YOUR INSTRUCTIONS ::
Will you output the entries below exactly, skipping every image they contain?

TASK MATERIAL ::
****************************************

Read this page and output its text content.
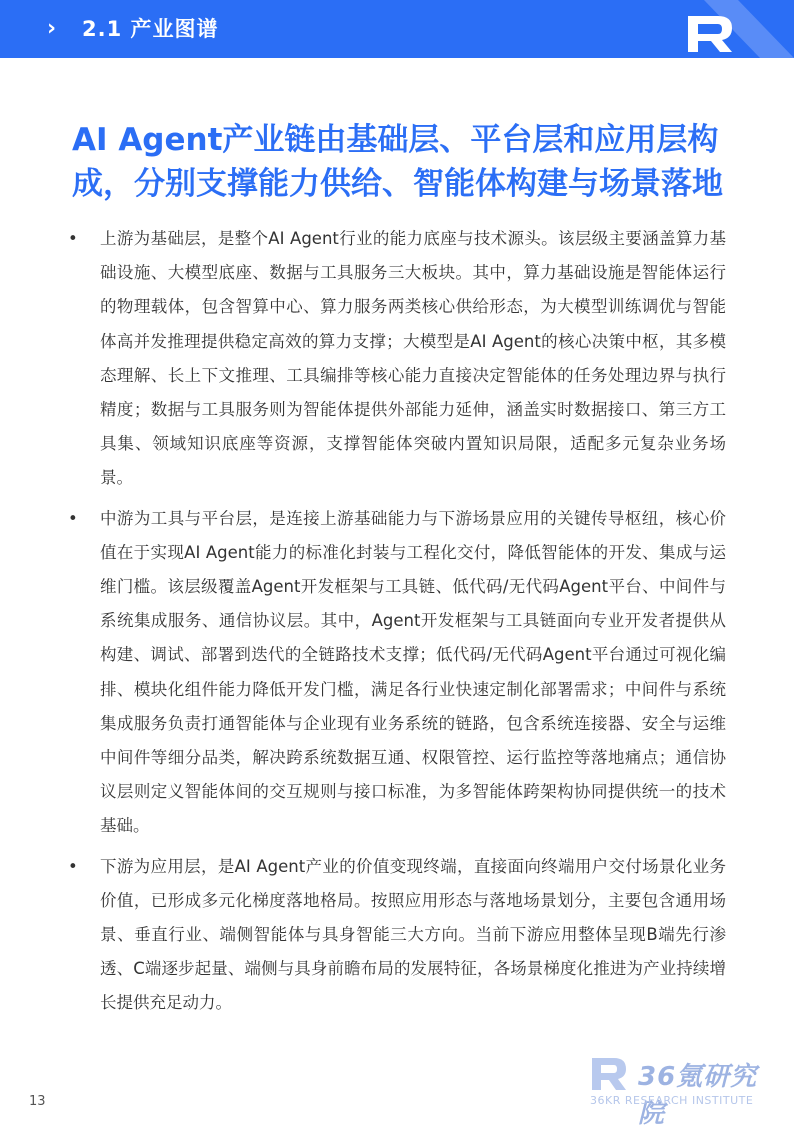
›	2.1 产业图谱
AI Agent产业链由基础层、平台层和应用层构成，分别支撑能力供给、智能体构建与场景落地
• 上游为基础层，是整个AI Agent行业的能力底座与技术源头。该层级主要涵盖算力基础设施、大模型底座、数据与工具服务三大板块。其中，算力基础设施是智能体运行的物理载体，包含智算中心、算力服务两类核心供给形态，为大模型训练调优与智能体高并发推理提供稳定高效的算力支撑；大模型是AI Agent的核心决策中枢，其多模态理解、长上下文推理、工具编排等核心能力直接决定智能体的任务处理边界与执行精度；数据与工具服务则为智能体提供外部能力延伸，涵盖实时数据接口、第三方工具集、领域知识底座等资源，支撑智能体突破内置知识局限，适配多元复杂业务场景。
• 中游为工具与平台层，是连接上游基础能力与下游场景应用的关键传导枢纽，核心价值在于实现AI Agent能力的标准化封装与工程化交付，降低智能体的开发、集成与运维门槛。该层级覆盖Agent开发框架与工具链、低代码/无代码Agent平台、中间件与系统集成服务、通信协议层。其中，Agent开发框架与工具链面向专业开发者提供从构建、调试、部署到迭代的全链路技术支撑；低代码/无代码Agent平台通过可视化编排、模块化组件能力降低开发门槛，满足各行业快速定制化部署需求；中间件与系统集成服务负责打通智能体与企业现有业务系统的链路，包含系统连接器、安全与运维中间件等细分品类，解决跨系统数据互通、权限管控、运行监控等落地痛点；通信协议层则定义智能体间的交互规则与接口标准，为多智能体跨架构协同提供统一的技术基础。
• 下游为应用层，是AI Agent产业的价值变现终端，直接面向终端用户交付场景化业务价值，已形成多元化梯度落地格局。按照应用形态与落地场景划分，主要包含通用场景、垂直行业、端侧智能体与具身智能三大方向。当前下游应用整体呈现B端先行渗透、C端逐步起量、端侧与具身前瞻布局的发展特征，各场景梯度化推进为产业持续增长提供充足动力。
13
36氪研究院
36KR RESEARCH INSTITUTE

****************************************

EXPECTED ANSWER ::
Read this page and output its text content.
›	2.1 产业图谱
AI Agent产业链由基础层、平台层和应用层构成，分别支撑能力供给、智能体构建与场景落地
• 上游为基础层，是整个AI Agent行业的能力底座与技术源头。该层级主要涵盖算力基础设施、大模型底座、数据与工具服务三大板块。其中，算力基础设施是智能体运行的物理载体，包含智算中心、算力服务两类核心供给形态，为大模型训练调优与智能体高并发推理提供稳定高效的算力支撑；大模型是AI Agent的核心决策中枢，其多模态理解、长上下文推理、工具编排等核心能力直接决定智能体的任务处理边界与执行精度；数据与工具服务则为智能体提供外部能力延伸，涵盖实时数据接口、第三方工具集、领域知识底座等资源，支撑智能体突破内置知识局限，适配多元复杂业务场景。
• 中游为工具与平台层，是连接上游基础能力与下游场景应用的关键传导枢纽，核心价值在于实现AI Agent能力的标准化封装与工程化交付，降低智能体的开发、集成与运维门槛。该层级覆盖Agent开发框架与工具链、低代码/无代码Agent平台、中间件与系统集成服务、通信协议层。其中，Agent开发框架与工具链面向专业开发者提供从构建、调试、部署到迭代的全链路技术支撑；低代码/无代码Agent平台通过可视化编排、模块化组件能力降低开发门槛，满足各行业快速定制化部署需求；中间件与系统集成服务负责打通智能体与企业现有业务系统的链路，包含系统连接器、安全与运维中间件等细分品类，解决跨系统数据互通、权限管控、运行监控等落地痛点；通信协议层则定义智能体间的交互规则与接口标准，为多智能体跨架构协同提供统一的技术基础。
• 下游为应用层，是AI Agent产业的价值变现终端，直接面向终端用户交付场景化业务价值，已形成多元化梯度落地格局。按照应用形态与落地场景划分，主要包含通用场景、垂直行业、端侧智能体与具身智能三大方向。当前下游应用整体呈现B端先行渗透、C端逐步起量、端侧与具身前瞻布局的发展特征，各场景梯度化推进为产业持续增长提供充足动力。
13
36氪研究院
36KR RESEARCH INSTITUTE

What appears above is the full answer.